(PASSAGE TO READ):
====

4. Materials and Methods

4.1. Study Design and Participants

   Study participants were recruited via newborn screening at St. Joseph’s
   Hospital in Denver, CO, USA and from unaffected first-degree relatives
   (FDR) of type 1 diabetes patients. For the DAISY nested case–control
   study, IA cases were frequency-matched to controls by age at SV,
   race/ethnicity, and sample availability. The majority of participants
   were Non-Hispanic White (NHW), and race/ethnicity was categorized into
   NHW and Other for matching and analysis. All research was performed in
   accordance with relevant guidelines and regulations
   [[114]7,[115]39,[116]40]. Participants with both methylation and
   metabolomic measures at the visit at PSV and SV were selected for these
   analyses (n = 183).

4.2. DNA Methylation

   IA cases and frequency-matched controls were randomly assigned to
   either the 450 K group (which included duplicate samples for quality
   control) or EPIC group (which included replicates from the 450 K set
   for quality control). DNA methylation was profiled in peripheral whole
   blood using the Infinium HumanMethylation450K Beadchip (Illumina, San
   Diego, CA, USA, “450 K”) for the 450 K set, and the Infinium
   HumanMethylation EPIC Beadchip (“EPIC”) was used for the EPIC set. Both
   sets underwent identical pre-processing using the SeSAMe pipeline
   [[117]41], and measurement platform was included as a covariate in all
   statistical models in order to account for technological batch effects.

====

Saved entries
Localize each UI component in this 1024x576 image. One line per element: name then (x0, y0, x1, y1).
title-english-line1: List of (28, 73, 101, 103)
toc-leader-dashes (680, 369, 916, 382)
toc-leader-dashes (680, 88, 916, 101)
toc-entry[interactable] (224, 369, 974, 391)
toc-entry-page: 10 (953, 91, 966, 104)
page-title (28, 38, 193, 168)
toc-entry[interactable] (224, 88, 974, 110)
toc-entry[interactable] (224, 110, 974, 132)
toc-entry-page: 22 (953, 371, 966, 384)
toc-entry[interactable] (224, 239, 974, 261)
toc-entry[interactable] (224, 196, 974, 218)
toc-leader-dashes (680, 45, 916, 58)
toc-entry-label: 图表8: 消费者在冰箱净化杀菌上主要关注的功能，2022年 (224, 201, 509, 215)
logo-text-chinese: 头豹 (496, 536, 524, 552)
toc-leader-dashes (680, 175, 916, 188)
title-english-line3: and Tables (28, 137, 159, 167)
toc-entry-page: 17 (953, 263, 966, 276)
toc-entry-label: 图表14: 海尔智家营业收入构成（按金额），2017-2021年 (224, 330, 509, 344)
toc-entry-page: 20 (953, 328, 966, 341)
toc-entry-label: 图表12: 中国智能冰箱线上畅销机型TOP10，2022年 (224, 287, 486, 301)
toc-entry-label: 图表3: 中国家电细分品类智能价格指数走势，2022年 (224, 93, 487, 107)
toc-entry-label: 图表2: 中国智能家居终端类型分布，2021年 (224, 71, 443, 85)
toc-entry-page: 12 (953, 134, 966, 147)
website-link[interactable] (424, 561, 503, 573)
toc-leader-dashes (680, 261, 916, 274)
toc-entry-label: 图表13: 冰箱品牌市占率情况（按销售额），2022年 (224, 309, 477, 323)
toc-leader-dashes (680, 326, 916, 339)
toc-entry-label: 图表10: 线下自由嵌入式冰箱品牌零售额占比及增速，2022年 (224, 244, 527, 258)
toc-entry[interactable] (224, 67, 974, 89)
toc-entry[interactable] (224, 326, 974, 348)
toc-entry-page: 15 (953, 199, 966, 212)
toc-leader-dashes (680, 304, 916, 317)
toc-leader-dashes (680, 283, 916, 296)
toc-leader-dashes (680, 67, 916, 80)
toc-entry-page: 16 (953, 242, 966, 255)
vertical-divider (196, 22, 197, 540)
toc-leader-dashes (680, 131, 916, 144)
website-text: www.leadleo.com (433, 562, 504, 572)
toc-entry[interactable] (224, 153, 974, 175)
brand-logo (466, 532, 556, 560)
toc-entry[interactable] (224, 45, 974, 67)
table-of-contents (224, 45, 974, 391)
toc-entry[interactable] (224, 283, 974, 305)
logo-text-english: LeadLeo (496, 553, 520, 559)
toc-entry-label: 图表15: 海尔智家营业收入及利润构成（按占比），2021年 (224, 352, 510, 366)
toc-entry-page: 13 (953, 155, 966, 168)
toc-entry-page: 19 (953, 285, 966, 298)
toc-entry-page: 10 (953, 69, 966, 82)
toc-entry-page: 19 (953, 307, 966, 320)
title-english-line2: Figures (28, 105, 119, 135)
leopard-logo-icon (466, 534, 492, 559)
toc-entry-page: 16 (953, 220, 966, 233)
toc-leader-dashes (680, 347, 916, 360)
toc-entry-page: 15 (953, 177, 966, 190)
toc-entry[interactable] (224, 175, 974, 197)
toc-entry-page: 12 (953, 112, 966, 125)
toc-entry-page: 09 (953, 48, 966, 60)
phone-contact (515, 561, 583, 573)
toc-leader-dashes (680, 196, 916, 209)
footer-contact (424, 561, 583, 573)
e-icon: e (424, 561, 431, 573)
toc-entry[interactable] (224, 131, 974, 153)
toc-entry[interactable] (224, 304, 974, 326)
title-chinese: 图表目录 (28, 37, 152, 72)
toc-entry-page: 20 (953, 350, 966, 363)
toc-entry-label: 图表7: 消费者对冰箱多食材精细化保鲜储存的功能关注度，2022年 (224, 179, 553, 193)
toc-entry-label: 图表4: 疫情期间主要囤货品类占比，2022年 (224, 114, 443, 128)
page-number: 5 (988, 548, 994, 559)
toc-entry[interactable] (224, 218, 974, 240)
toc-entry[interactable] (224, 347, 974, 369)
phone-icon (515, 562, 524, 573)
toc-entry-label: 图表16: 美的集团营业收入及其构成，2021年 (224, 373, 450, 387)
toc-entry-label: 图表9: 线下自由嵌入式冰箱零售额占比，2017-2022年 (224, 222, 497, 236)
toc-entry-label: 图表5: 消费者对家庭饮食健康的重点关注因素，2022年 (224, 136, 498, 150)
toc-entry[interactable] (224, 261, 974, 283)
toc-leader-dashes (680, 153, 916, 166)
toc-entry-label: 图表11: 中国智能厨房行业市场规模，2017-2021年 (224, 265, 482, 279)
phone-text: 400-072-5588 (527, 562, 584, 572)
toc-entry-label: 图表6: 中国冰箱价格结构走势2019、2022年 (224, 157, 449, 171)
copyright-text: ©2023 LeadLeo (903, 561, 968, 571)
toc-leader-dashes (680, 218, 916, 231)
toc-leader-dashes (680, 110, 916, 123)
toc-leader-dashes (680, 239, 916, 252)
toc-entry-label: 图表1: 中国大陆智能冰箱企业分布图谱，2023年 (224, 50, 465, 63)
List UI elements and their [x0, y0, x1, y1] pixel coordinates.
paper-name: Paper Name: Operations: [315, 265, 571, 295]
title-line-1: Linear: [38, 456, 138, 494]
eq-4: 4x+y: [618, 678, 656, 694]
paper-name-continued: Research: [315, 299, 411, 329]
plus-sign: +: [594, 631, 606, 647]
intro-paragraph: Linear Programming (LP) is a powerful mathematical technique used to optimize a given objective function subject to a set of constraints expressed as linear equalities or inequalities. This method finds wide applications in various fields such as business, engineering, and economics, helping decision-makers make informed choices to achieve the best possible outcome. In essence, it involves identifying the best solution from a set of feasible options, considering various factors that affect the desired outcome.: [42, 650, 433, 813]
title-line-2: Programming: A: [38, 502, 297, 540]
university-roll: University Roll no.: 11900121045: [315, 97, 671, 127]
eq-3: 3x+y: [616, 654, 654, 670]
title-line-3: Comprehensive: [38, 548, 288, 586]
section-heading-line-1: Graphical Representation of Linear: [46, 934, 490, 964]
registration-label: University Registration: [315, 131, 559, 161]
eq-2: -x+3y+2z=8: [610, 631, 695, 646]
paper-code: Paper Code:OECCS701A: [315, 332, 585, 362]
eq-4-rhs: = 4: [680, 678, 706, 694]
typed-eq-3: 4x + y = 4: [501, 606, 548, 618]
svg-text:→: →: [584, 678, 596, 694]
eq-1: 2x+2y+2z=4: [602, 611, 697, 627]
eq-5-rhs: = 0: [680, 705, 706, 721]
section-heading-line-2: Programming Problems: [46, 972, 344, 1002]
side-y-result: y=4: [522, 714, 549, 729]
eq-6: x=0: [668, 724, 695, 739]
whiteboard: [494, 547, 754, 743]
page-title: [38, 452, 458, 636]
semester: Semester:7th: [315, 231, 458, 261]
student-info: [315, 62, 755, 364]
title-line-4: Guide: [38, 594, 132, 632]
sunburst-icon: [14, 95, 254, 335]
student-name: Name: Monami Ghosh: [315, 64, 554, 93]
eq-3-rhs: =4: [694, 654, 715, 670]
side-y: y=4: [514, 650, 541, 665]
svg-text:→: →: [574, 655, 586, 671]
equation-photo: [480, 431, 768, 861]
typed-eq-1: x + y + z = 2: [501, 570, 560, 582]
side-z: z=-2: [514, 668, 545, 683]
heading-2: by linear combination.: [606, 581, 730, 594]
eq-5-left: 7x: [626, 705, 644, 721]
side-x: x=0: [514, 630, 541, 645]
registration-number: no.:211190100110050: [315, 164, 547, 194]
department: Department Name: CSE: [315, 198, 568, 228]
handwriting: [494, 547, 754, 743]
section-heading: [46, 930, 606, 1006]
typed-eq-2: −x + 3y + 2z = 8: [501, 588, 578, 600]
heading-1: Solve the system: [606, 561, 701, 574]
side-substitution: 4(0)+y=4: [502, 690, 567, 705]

====

(TASK LIST):
• A. According to the methods passage, which pipeline was used to pre-process both methylation sets?
• B. For each statement, say whether it agrees with the methods passage, and quote the words that decide it. (i) Participants were recruited via newborn screening at a hospital in Denver. (ii) The EPIC set was profiled with the Infinium HumanMethylation450K Beadchip. (iii) The analyses included 183 participants.

(REPLIES):
• A. The SeSAMe pipeline.

• B.
(i) Yes: "Study participants were recruited via newborn screening at St. Joseph’s Hospital in Denver, CO, USA"
(ii) No: "the Infinium HumanMethylation EPIC Beadchip (“EPIC”) was used for the EPIC set"
(iii) Yes: "selected for these analyses (n = 183)"